*** RECORD LIST ***
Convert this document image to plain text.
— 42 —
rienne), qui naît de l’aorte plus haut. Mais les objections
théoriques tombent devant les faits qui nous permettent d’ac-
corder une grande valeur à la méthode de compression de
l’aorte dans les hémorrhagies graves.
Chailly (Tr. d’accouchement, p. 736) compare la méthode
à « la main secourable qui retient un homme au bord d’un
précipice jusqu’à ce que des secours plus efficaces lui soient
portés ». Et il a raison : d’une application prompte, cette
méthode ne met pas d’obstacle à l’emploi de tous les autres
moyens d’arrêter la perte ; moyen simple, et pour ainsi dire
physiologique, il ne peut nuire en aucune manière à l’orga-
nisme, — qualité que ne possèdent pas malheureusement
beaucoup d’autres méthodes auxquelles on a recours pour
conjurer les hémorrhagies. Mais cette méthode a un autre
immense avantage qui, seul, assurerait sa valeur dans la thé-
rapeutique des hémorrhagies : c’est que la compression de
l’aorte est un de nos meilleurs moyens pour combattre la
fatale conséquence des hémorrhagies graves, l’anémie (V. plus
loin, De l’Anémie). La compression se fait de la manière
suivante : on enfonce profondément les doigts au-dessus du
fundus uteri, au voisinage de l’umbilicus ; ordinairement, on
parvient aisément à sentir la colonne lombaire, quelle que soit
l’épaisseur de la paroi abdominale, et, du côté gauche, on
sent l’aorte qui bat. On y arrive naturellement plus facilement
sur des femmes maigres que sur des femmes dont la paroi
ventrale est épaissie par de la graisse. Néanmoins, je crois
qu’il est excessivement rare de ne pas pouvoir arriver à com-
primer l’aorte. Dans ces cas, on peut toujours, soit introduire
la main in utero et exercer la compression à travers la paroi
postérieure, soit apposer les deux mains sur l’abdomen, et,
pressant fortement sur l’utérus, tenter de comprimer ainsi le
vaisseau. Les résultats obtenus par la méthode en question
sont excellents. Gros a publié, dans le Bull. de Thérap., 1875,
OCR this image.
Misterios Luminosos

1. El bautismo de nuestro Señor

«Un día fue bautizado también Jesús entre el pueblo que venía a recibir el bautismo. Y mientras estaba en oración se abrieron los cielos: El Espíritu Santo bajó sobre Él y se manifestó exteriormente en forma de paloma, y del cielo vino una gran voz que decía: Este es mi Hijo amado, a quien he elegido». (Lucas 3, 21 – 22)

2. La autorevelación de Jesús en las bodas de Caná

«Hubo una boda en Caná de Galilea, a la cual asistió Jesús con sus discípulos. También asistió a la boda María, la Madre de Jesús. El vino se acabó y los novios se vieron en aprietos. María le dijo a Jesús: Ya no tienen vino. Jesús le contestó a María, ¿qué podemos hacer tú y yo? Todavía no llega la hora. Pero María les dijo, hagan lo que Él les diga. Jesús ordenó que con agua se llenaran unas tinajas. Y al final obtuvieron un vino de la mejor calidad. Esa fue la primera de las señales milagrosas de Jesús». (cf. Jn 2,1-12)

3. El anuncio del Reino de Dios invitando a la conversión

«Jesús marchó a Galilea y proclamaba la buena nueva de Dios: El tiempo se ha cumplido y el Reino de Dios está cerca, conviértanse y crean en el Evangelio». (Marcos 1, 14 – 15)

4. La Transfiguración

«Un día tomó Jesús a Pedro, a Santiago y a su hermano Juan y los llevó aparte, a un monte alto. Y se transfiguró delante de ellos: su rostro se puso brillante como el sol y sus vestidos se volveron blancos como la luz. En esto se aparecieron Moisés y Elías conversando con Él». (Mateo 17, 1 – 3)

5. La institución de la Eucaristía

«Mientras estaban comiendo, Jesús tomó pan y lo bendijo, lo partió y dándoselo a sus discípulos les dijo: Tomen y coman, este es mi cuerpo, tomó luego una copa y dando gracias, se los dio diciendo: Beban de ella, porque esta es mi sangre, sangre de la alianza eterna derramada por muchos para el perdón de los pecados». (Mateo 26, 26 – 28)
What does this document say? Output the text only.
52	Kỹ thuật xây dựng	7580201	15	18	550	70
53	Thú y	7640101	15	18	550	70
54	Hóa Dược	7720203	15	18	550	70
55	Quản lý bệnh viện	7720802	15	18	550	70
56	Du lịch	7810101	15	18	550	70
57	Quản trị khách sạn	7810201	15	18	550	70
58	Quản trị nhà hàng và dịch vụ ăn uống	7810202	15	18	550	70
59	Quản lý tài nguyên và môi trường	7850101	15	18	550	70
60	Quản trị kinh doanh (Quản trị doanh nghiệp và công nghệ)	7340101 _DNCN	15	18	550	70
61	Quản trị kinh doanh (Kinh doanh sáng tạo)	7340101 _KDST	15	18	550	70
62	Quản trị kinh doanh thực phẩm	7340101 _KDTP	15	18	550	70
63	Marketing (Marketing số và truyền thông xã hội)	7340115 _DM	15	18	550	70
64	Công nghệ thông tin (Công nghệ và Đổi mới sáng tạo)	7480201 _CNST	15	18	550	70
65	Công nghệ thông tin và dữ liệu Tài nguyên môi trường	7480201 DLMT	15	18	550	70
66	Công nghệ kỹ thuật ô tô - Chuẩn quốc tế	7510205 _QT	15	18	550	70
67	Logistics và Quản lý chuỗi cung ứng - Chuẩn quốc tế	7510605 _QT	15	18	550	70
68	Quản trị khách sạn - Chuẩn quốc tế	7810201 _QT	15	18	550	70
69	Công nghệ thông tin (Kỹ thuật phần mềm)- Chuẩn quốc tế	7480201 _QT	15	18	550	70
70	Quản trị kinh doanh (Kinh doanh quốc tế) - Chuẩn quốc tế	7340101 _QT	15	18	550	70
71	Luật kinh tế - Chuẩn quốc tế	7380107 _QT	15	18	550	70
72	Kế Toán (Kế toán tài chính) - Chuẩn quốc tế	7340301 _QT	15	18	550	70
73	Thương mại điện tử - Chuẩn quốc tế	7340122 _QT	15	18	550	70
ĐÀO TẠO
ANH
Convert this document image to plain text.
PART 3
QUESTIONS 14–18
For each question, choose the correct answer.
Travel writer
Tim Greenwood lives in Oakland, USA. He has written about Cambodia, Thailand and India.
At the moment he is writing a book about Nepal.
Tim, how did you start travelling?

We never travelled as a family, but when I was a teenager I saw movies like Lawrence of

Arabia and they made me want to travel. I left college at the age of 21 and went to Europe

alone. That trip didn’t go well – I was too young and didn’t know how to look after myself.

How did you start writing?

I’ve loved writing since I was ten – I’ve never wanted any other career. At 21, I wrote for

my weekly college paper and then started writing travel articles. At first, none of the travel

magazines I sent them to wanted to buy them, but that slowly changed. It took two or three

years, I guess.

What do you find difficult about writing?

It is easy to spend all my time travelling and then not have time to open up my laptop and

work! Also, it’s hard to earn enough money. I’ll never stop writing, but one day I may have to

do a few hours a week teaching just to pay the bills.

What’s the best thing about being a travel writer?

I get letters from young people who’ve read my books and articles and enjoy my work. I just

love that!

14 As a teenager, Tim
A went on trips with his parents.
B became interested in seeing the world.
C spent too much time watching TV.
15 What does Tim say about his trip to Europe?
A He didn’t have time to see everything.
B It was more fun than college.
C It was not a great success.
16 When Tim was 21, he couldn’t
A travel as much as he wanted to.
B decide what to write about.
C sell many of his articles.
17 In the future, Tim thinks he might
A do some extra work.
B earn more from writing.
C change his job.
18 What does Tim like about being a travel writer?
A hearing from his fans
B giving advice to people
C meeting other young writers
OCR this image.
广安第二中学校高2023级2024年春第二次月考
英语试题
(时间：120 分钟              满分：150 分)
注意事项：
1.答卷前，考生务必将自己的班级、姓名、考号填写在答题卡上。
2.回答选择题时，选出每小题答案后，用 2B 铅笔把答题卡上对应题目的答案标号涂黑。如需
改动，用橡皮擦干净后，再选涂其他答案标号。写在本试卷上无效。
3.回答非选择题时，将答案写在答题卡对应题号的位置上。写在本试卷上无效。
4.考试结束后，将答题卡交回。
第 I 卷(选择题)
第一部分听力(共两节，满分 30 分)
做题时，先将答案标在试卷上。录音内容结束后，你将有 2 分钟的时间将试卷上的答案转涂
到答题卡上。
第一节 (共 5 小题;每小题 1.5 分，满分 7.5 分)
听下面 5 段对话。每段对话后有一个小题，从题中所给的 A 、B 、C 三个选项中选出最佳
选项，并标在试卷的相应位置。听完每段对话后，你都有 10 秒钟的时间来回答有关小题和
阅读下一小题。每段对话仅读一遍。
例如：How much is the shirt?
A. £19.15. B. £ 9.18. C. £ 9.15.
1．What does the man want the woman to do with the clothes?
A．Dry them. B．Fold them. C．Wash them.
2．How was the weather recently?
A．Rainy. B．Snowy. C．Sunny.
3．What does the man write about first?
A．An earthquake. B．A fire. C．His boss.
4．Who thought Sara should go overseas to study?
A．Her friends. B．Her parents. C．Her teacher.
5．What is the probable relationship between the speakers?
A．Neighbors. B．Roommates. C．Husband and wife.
***
> **EXERCISE DIRECTIONS**: Copy out each line in the listing that has the word "earn".

> **TASK ANSWER**:
work! Also, it’s hard to earn enough money. I’ll never stop writing, but one day I may have to
B earn more from writing.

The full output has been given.